Reproduce every one of the rows below character for character, keeping them in their original order.

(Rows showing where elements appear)
◇ ◇ ◇ ◇ ◇

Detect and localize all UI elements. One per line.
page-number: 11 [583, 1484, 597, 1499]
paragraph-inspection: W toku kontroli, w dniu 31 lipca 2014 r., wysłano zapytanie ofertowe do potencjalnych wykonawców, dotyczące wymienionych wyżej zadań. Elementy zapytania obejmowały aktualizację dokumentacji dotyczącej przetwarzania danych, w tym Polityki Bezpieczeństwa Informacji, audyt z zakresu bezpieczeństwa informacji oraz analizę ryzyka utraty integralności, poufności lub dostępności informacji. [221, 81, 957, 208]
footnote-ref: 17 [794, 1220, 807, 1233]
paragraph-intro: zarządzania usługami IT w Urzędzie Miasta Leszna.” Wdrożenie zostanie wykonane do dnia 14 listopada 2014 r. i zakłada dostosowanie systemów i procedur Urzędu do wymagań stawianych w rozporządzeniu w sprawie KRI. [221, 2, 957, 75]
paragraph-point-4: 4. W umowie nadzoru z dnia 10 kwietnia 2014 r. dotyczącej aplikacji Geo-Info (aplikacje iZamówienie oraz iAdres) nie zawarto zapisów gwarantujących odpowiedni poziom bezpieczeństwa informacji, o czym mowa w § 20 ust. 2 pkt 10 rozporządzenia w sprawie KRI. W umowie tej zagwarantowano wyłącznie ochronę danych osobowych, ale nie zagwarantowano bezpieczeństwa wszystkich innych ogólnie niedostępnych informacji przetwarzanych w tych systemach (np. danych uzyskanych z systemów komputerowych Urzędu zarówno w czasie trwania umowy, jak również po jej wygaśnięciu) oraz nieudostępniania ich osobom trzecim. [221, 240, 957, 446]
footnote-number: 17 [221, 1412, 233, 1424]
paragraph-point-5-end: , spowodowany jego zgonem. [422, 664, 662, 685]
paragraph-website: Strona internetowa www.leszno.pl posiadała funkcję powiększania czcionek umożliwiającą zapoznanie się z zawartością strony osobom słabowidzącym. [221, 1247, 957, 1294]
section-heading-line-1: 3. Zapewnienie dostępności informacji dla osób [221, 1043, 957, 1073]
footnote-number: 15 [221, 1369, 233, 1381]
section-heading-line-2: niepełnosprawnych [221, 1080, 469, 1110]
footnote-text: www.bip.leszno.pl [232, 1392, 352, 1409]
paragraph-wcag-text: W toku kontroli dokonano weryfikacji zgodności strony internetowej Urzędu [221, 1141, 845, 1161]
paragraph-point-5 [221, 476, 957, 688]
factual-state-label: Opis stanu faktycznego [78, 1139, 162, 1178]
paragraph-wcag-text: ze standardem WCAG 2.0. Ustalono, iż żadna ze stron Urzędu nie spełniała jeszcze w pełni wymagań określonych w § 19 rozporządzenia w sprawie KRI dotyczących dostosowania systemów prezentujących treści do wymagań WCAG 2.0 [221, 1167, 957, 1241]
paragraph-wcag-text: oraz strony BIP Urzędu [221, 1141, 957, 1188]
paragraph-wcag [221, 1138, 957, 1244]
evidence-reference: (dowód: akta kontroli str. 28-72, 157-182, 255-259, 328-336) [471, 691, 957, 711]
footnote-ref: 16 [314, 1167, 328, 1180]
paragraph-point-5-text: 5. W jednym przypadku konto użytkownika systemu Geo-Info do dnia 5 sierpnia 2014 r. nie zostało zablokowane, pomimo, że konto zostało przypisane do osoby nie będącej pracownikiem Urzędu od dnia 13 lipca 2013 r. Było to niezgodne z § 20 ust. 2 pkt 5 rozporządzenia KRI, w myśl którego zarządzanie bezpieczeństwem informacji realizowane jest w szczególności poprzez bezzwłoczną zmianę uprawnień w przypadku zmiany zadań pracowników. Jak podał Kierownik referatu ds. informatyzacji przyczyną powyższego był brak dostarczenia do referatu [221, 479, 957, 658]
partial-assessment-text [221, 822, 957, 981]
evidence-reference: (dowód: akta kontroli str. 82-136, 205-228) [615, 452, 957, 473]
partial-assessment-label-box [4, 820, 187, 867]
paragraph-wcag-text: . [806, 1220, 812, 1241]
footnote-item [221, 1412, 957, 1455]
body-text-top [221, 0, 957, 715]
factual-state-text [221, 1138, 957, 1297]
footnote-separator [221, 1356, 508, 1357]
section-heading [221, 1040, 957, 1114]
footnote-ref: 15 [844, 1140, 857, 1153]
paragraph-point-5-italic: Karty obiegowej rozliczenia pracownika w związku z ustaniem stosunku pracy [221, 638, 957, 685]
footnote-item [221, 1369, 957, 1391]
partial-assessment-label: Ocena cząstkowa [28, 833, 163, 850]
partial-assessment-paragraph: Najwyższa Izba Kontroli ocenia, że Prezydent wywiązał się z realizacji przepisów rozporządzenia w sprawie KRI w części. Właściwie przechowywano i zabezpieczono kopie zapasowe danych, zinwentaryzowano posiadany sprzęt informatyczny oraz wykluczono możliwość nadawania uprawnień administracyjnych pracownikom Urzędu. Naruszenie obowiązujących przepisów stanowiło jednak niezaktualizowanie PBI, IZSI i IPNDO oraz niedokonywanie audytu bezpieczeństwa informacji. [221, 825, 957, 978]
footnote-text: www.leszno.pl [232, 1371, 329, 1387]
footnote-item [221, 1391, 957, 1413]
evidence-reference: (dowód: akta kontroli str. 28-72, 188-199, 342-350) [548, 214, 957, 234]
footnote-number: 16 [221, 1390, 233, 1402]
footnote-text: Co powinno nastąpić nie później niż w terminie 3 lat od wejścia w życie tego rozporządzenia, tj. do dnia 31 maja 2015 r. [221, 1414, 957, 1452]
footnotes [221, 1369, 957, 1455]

◇ ◇ ◇ ◇ ◇

● ANSWER
Detect and localize all UI elements. One per line.
page-number: 11 [583, 1484, 597, 1499]
paragraph-inspection: W toku kontroli, w dniu 31 lipca 2014 r., wysłano zapytanie ofertowe do potencjalnych wykonawców, dotyczące wymienionych wyżej zadań. Elementy zapytania obejmowały aktualizację dokumentacji dotyczącej przetwarzania danych, w tym Polityki Bezpieczeństwa Informacji, audyt z zakresu bezpieczeństwa informacji oraz analizę ryzyka utraty integralności, poufności lub dostępności informacji. [221, 81, 957, 208]
footnote-ref: 17 [794, 1220, 807, 1233]
paragraph-intro: zarządzania usługami IT w Urzędzie Miasta Leszna.” Wdrożenie zostanie wykonane do dnia 14 listopada 2014 r. i zakłada dostosowanie systemów i procedur Urzędu do wymagań stawianych w rozporządzeniu w sprawie KRI. [221, 2, 957, 75]
paragraph-point-4: 4. W umowie nadzoru z dnia 10 kwietnia 2014 r. dotyczącej aplikacji Geo-Info (aplikacje iZamówienie oraz iAdres) nie zawarto zapisów gwarantujących odpowiedni poziom bezpieczeństwa informacji, o czym mowa w § 20 ust. 2 pkt 10 rozporządzenia w sprawie KRI. W umowie tej zagwarantowano wyłącznie ochronę danych osobowych, ale nie zagwarantowano bezpieczeństwa wszystkich innych ogólnie niedostępnych informacji przetwarzanych w tych systemach (np. danych uzyskanych z systemów komputerowych Urzędu zarówno w czasie trwania umowy, jak również po jej wygaśnięciu) oraz nieudostępniania ich osobom trzecim. [221, 240, 957, 446]
footnote-number: 17 [221, 1412, 233, 1424]
paragraph-point-5-end: , spowodowany jego zgonem. [422, 664, 662, 685]
paragraph-website: Strona internetowa www.leszno.pl posiadała funkcję powiększania czcionek umożliwiającą zapoznanie się z zawartością strony osobom słabowidzącym. [221, 1247, 957, 1294]
section-heading-line-1: 3. Zapewnienie dostępności informacji dla osób [221, 1043, 957, 1073]
footnote-number: 15 [221, 1369, 233, 1381]
section-heading-line-2: niepełnosprawnych [221, 1080, 469, 1110]
footnote-text: www.bip.leszno.pl [232, 1392, 352, 1409]
paragraph-wcag-text: W toku kontroli dokonano weryfikacji zgodności strony internetowej Urzędu [221, 1141, 845, 1161]
paragraph-point-5 [221, 476, 957, 688]
factual-state-label: Opis stanu faktycznego [78, 1139, 162, 1178]
paragraph-wcag-text: ze standardem WCAG 2.0. Ustalono, iż żadna ze stron Urzędu nie spełniała jeszcze w pełni wymagań określonych w § 19 rozporządzenia w sprawie KRI dotyczących dostosowania systemów prezentujących treści do wymagań WCAG 2.0 [221, 1167, 957, 1241]
paragraph-wcag-text: oraz strony BIP Urzędu [221, 1141, 957, 1188]
paragraph-wcag [221, 1138, 957, 1244]
evidence-reference: (dowód: akta kontroli str. 28-72, 157-182, 255-259, 328-336) [471, 691, 957, 711]
footnote-ref: 16 [314, 1167, 328, 1180]
paragraph-point-5-text: 5. W jednym przypadku konto użytkownika systemu Geo-Info do dnia 5 sierpnia 2014 r. nie zostało zablokowane, pomimo, że konto zostało przypisane do osoby nie będącej pracownikiem Urzędu od dnia 13 lipca 2013 r. Było to niezgodne z § 20 ust. 2 pkt 5 rozporządzenia KRI, w myśl którego zarządzanie bezpieczeństwem informacji realizowane jest w szczególności poprzez bezzwłoczną zmianę uprawnień w przypadku zmiany zadań pracowników. Jak podał Kierownik referatu ds. informatyzacji przyczyną powyższego był brak dostarczenia do referatu [221, 479, 957, 658]
partial-assessment-text [221, 822, 957, 981]
evidence-reference: (dowód: akta kontroli str. 82-136, 205-228) [615, 452, 957, 473]
partial-assessment-label-box [4, 820, 187, 867]
paragraph-wcag-text: . [806, 1220, 812, 1241]
footnote-item [221, 1412, 957, 1455]
body-text-top [221, 0, 957, 715]
factual-state-text [221, 1138, 957, 1297]
footnote-separator [221, 1356, 508, 1357]
section-heading [221, 1040, 957, 1114]
footnote-ref: 15 [844, 1140, 857, 1153]
paragraph-point-5-italic: Karty obiegowej rozliczenia pracownika w związku z ustaniem stosunku pracy [221, 638, 957, 685]
footnote-item [221, 1369, 957, 1391]
partial-assessment-label: Ocena cząstkowa [28, 833, 163, 850]
partial-assessment-paragraph: Najwyższa Izba Kontroli ocenia, że Prezydent wywiązał się z realizacji przepisów rozporządzenia w sprawie KRI w części. Właściwie przechowywano i zabezpieczono kopie zapasowe danych, zinwentaryzowano posiadany sprzęt informatyczny oraz wykluczono możliwość nadawania uprawnień administracyjnych pracownikom Urzędu. Naruszenie obowiązujących przepisów stanowiło jednak niezaktualizowanie PBI, IZSI i IPNDO oraz niedokonywanie audytu bezpieczeństwa informacji. [221, 825, 957, 978]
footnote-text: www.leszno.pl [232, 1371, 329, 1387]
footnote-item [221, 1391, 957, 1413]
evidence-reference: (dowód: akta kontroli str. 28-72, 188-199, 342-350) [548, 214, 957, 234]
footnote-number: 16 [221, 1390, 233, 1402]
footnote-text: Co powinno nastąpić nie później niż w terminie 3 lat od wejścia w życie tego rozporządzenia, tj. do dnia 31 maja 2015 r. [221, 1414, 957, 1452]
footnotes [221, 1369, 957, 1455]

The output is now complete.